START

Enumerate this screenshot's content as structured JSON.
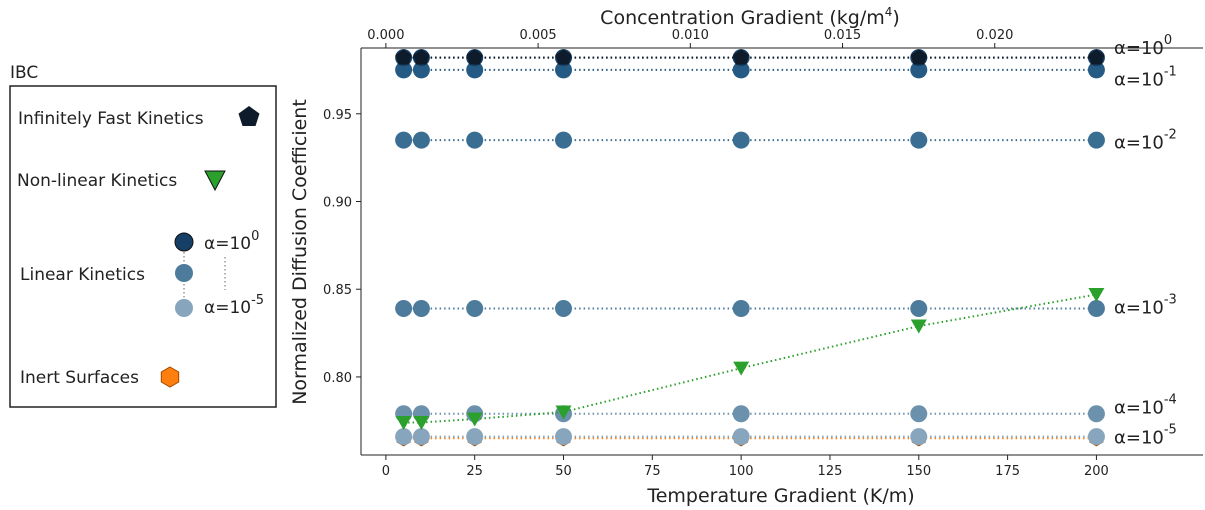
{
  "chart_data": {
    "type": "scatter",
    "xlabel": "Temperature Gradient (K/m)",
    "ylabel": "Normalized Diffusion Coefficient",
    "top_xlabel": "Concentration Gradient (kg/m",
    "top_xlabel_sup": "4",
    "top_xlabel_close": ")",
    "xlim": [
      -7,
      230
    ],
    "ylim": [
      0.7555,
      0.9875
    ],
    "x_ticks": [
      0,
      25,
      50,
      75,
      100,
      125,
      150,
      175,
      200
    ],
    "x_tick_labels": [
      "0",
      "25",
      "50",
      "75",
      "100",
      "125",
      "150",
      "175",
      "200"
    ],
    "y_ticks": [
      0.8,
      0.85,
      0.9,
      0.95
    ],
    "y_tick_labels": [
      "0.80",
      "0.85",
      "0.90",
      "0.95"
    ],
    "top_ticks": [
      0.0,
      0.005,
      0.01,
      0.015,
      0.02
    ],
    "top_tick_labels": [
      "0.000",
      "0.005",
      "0.010",
      "0.015",
      "0.020"
    ],
    "top_xlim": [
      -0.000817,
      0.02684
    ],
    "x": [
      5,
      10,
      25,
      50,
      100,
      150,
      200
    ],
    "series": [
      {
        "kind": "inert",
        "color": "#ff7f0e",
        "edge": "#a04800",
        "marker": "hexagon",
        "values": [
          0.765,
          0.765,
          0.765,
          0.765,
          0.765,
          0.765,
          0.765
        ]
      },
      {
        "kind": "linear",
        "color": "#87a5bc",
        "marker": "circle",
        "values": [
          0.766,
          0.766,
          0.766,
          0.766,
          0.766,
          0.766,
          0.766
        ]
      },
      {
        "kind": "linear",
        "color": "#6b91ad",
        "marker": "circle",
        "values": [
          0.779,
          0.779,
          0.779,
          0.779,
          0.779,
          0.779,
          0.779
        ]
      },
      {
        "kind": "linear",
        "color": "#4d7b9c",
        "marker": "circle",
        "values": [
          0.839,
          0.839,
          0.839,
          0.839,
          0.839,
          0.839,
          0.839
        ]
      },
      {
        "kind": "linear",
        "color": "#3a6d92",
        "marker": "circle",
        "values": [
          0.935,
          0.935,
          0.935,
          0.935,
          0.935,
          0.935,
          0.935
        ]
      },
      {
        "kind": "linear",
        "color": "#245a83",
        "marker": "circle",
        "values": [
          0.975,
          0.975,
          0.975,
          0.975,
          0.975,
          0.975,
          0.975
        ]
      },
      {
        "kind": "linear",
        "color": "#163f66",
        "marker": "circle",
        "values": [
          0.982,
          0.982,
          0.982,
          0.982,
          0.982,
          0.982,
          0.982
        ]
      },
      {
        "kind": "fast",
        "color": "#0d1b2a",
        "marker": "pentagon",
        "values": [
          0.982,
          0.982,
          0.982,
          0.982,
          0.982,
          0.982,
          0.982
        ]
      },
      {
        "kind": "nonlinear",
        "color": "#2ca02c",
        "marker": "triangle-down",
        "values": [
          0.774,
          0.774,
          0.776,
          0.78,
          0.805,
          0.829,
          0.847
        ]
      }
    ],
    "annotations": [
      {
        "base": "α=10",
        "exp": "0",
        "y": 0.9875
      },
      {
        "base": "α=10",
        "exp": "-1",
        "y": 0.9695
      },
      {
        "base": "α=10",
        "exp": "-2",
        "y": 0.9335
      },
      {
        "base": "α=10",
        "exp": "-3",
        "y": 0.8395
      },
      {
        "base": "α=10",
        "exp": "-4",
        "y": 0.7825
      },
      {
        "base": "α=10",
        "exp": "-5",
        "y": 0.7655
      }
    ],
    "legend": {
      "title": "IBC",
      "placement": "outside-left",
      "fast_label": "Infinitely Fast Kinetics",
      "nonlinear_label": "Non-linear Kinetics",
      "linear_label": "Linear Kinetics",
      "linear_top": {
        "base": "α=10",
        "exp": "0"
      },
      "linear_bottom": {
        "base": "α=10",
        "exp": "-5"
      },
      "inert_label": "Inert Surfaces"
    }
  }
}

END

- **AIM**
Output all the records, word for word, with no pictures in the copy.

- **EXERCISE ANSWER**
Enumerate this screenshot's content as structured JSON.
{
  "chart_data": {
    "type": "scatter",
    "xlabel": "Temperature Gradient (K/m)",
    "ylabel": "Normalized Diffusion Coefficient",
    "top_xlabel": "Concentration Gradient (kg/m",
    "top_xlabel_sup": "4",
    "top_xlabel_close": ")",
    "xlim": [
      -7,
      230
    ],
    "ylim": [
      0.7555,
      0.9875
    ],
    "x_ticks": [
      0,
      25,
      50,
      75,
      100,
      125,
      150,
      175,
      200
    ],
    "x_tick_labels": [
      "0",
      "25",
      "50",
      "75",
      "100",
      "125",
      "150",
      "175",
      "200"
    ],
    "y_ticks": [
      0.8,
      0.85,
      0.9,
      0.95
    ],
    "y_tick_labels": [
      "0.80",
      "0.85",
      "0.90",
      "0.95"
    ],
    "top_ticks": [
      0.0,
      0.005,
      0.01,
      0.015,
      0.02
    ],
    "top_tick_labels": [
      "0.000",
      "0.005",
      "0.010",
      "0.015",
      "0.020"
    ],
    "top_xlim": [
      -0.000817,
      0.02684
    ],
    "x": [
      5,
      10,
      25,
      50,
      100,
      150,
      200
    ],
    "series": [
      {
        "kind": "inert",
        "color": "#ff7f0e",
        "edge": "#a04800",
        "marker": "hexagon",
        "values": [
          0.765,
          0.765,
          0.765,
          0.765,
          0.765,
          0.765,
          0.765
        ]
      },
      {
        "kind": "linear",
        "color": "#87a5bc",
        "marker": "circle",
        "values": [
          0.766,
          0.766,
          0.766,
          0.766,
          0.766,
          0.766,
          0.766
        ]
      },
      {
        "kind": "linear",
        "color": "#6b91ad",
        "marker": "circle",
        "values": [
          0.779,
          0.779,
          0.779,
          0.779,
          0.779,
          0.779,
          0.779
        ]
      },
      {
        "kind": "linear",
        "color": "#4d7b9c",
        "marker": "circle",
        "values": [
          0.839,
          0.839,
          0.839,
          0.839,
          0.839,
          0.839,
          0.839
        ]
      },
      {
        "kind": "linear",
        "color": "#3a6d92",
        "marker": "circle",
        "values": [
          0.935,
          0.935,
          0.935,
          0.935,
          0.935,
          0.935,
          0.935
        ]
      },
      {
        "kind": "linear",
        "color": "#245a83",
        "marker": "circle",
        "values": [
          0.975,
          0.975,
          0.975,
          0.975,
          0.975,
          0.975,
          0.975
        ]
      },
      {
        "kind": "linear",
        "color": "#163f66",
        "marker": "circle",
        "values": [
          0.982,
          0.982,
          0.982,
          0.982,
          0.982,
          0.982,
          0.982
        ]
      },
      {
        "kind": "fast",
        "color": "#0d1b2a",
        "marker": "pentagon",
        "values": [
          0.982,
          0.982,
          0.982,
          0.982,
          0.982,
          0.982,
          0.982
        ]
      },
      {
        "kind": "nonlinear",
        "color": "#2ca02c",
        "marker": "triangle-down",
        "values": [
          0.774,
          0.774,
          0.776,
          0.78,
          0.805,
          0.829,
          0.847
        ]
      }
    ],
    "annotations": [
      {
        "base": "α=10",
        "exp": "0",
        "y": 0.9875
      },
      {
        "base": "α=10",
        "exp": "-1",
        "y": 0.9695
      },
      {
        "base": "α=10",
        "exp": "-2",
        "y": 0.9335
      },
      {
        "base": "α=10",
        "exp": "-3",
        "y": 0.8395
      },
      {
        "base": "α=10",
        "exp": "-4",
        "y": 0.7825
      },
      {
        "base": "α=10",
        "exp": "-5",
        "y": 0.7655
      }
    ],
    "legend": {
      "title": "IBC",
      "placement": "outside-left",
      "fast_label": "Infinitely Fast Kinetics",
      "nonlinear_label": "Non-linear Kinetics",
      "linear_label": "Linear Kinetics",
      "linear_top": {
        "base": "α=10",
        "exp": "0"
      },
      "linear_bottom": {
        "base": "α=10",
        "exp": "-5"
      },
      "inert_label": "Inert Surfaces"
    }
  }
}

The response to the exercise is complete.